START MATERIALS PROVIDED

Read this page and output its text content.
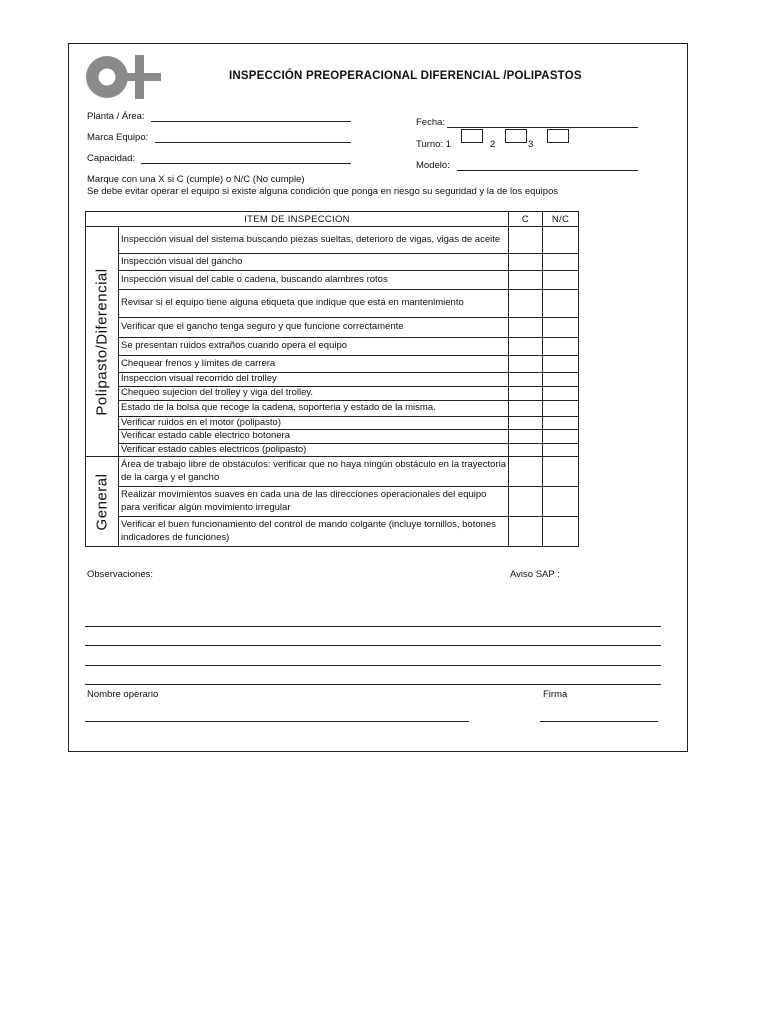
INSPECCIÓN PREOPERACIONAL DIFERENCIAL /POLIPASTOS
Planta / Área:
Marca Equipo:
Capacidad:
Fecha:
Turno: 1	2	3
Modelo:
Marque con una X si C (cumple) o N/C (No cumple)
Se debe evitar operar el equipo si existe alguna condición que ponga en riesgo su seguridad y la de los equipos
ITEM DE INSPECCION		C	N/C

Polipasto/Diferencial	Inspección visual del sistema buscando piezas sueltas, deterioro de vigas, vigas de aceite		
	Inspección visual del gancho		
	Inspección visual del cable o cadena, buscando alambres rotos		
	Revisar si el equipo tiene alguna etiqueta que indique que está en mantenimiento		
	Verificar que el gancho tenga seguro y que funcione correctamente		
	Se presentan ruidos extraños cuando opera el equipo		
	Chequear frenos y límites de carrera		
	Inspeccion visual recorrido del trolley		
	Chequeo sujecion del trolley y viga del trolley.		
	Estado de la bolsa que recoge la cadena, soporteria y estado de la misma.		
	Verificar ruidos en el motor (polipasto)		
	Verificar estado cable electrico botonera		
	Verificar estado cables electricos (polipasto)		

General	Área de trabajo libre de obstáculos: verificar que no haya ningún obstáculo en la trayectoria de la carga y el gancho		
	Realizar movimientos suaves en cada una de las direcciones operacionales del equipo para verificar algún movimiento irregular		
	Verificar el buen funcionamiento del control de mando colgante (incluye tornillos, botones indicadores de funciones)		
Observaciones:	Aviso SAP :
Nombre operario	Firma
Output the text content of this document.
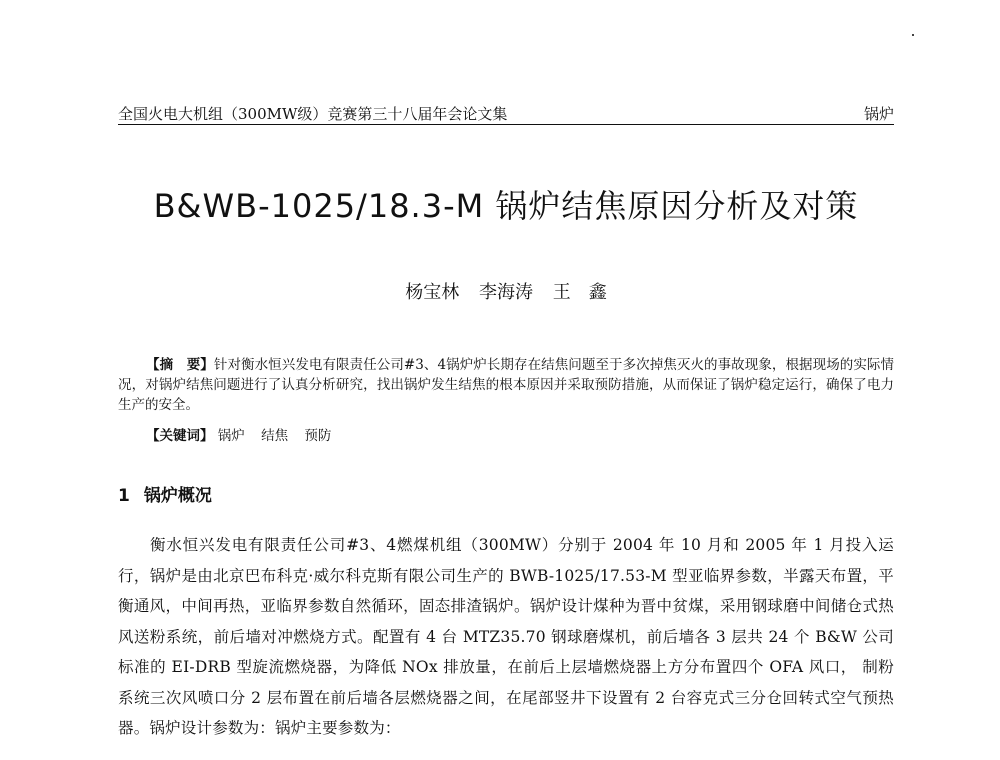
全国火电大机组（300MW级）竞赛第三十八届年会论文集	锅炉
B&WB-1025/18.3-M 锅炉结焦原因分析及对策
杨宝林 李海涛 王　鑫
【摘　要】针对衡水恒兴发电有限责任公司#3、4锅炉炉长期存在结焦问题至于多次掉焦灭火的事故现象，根据现场的实际情况，对锅炉结焦问题进行了认真分析研究，找出锅炉发生结焦的根本原因并采取预防措施，从而保证了锅炉稳定运行，确保了电力生产的安全。
【关键词】 锅炉 结焦 预防
1 锅炉概况
衡水恒兴发电有限责任公司#3、4燃煤机组（300MW）分别于 2004 年 10 月和 2005 年 1 月投入运行，锅炉是由北京巴布科克·威尔科克斯有限公司生产的 BWB-1025/17.53-M 型亚临界参数，半露天布置，平衡通风，中间再热，亚临界参数自然循环，固态排渣锅炉。锅炉设计煤种为晋中贫煤，采用钢球磨中间储仓式热风送粉系统，前后墙对冲燃烧方式。配置有 4 台 MTZ35.70 钢球磨煤机，前后墙各 3 层共 24 个 B&W 公司标准的 EI-DRB 型旋流燃烧器，为降低 NOx 排放量，在前后上层墙燃烧器上方分布置四个 OFA 风口， 制粉系统三次风喷口分 2 层布置在前后墙各层燃烧器之间，在尾部竖井下设置有 2 台容克式三分仓回转式空气预热器。锅炉设计参数为：锅炉主要参数为：
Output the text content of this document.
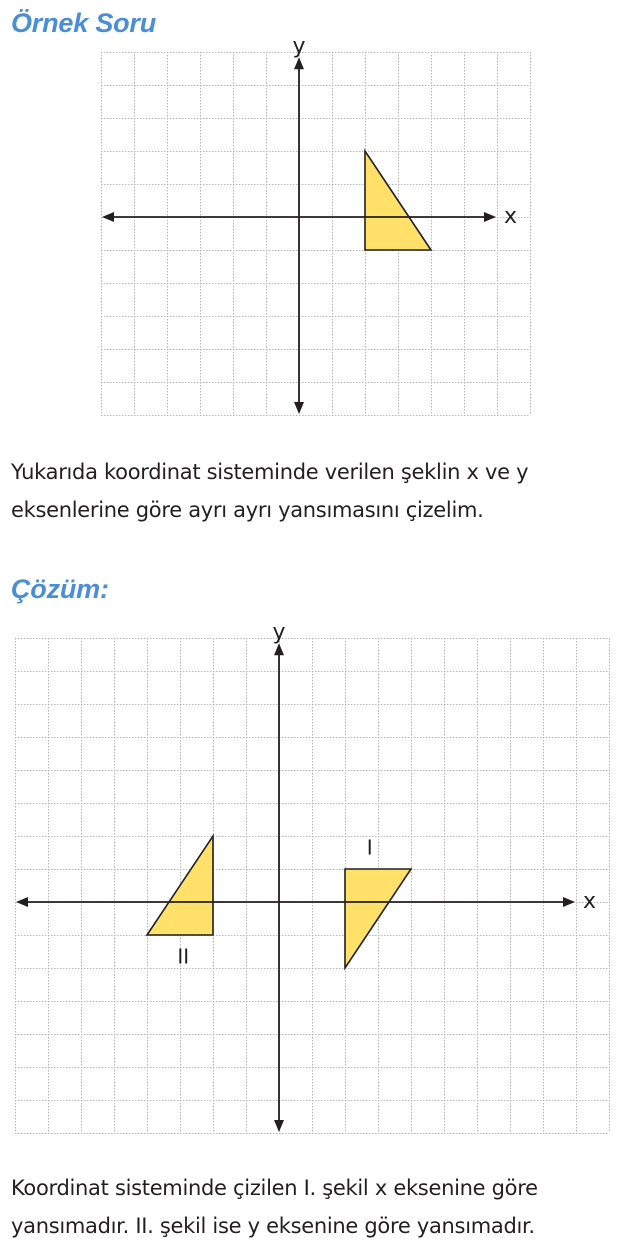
Örnek Soru
x
y

Yukarıda koordinat sisteminde verilen şeklin x ve y
eksenlerine göre ayrı ayrı yansımasını çizelim.

Çözüm:
I
II
x
y

Koordinat sisteminde çizilen I. şekil x eksenine göre
yansımadır. II. şekil ise y eksenine göre yansımadır.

END MATERIALS PROVIDED

### THE REQUEST
State how many lines of the listing include the word "alguna". Reply with the number alone.

### ANSWER TO THIS TASK
2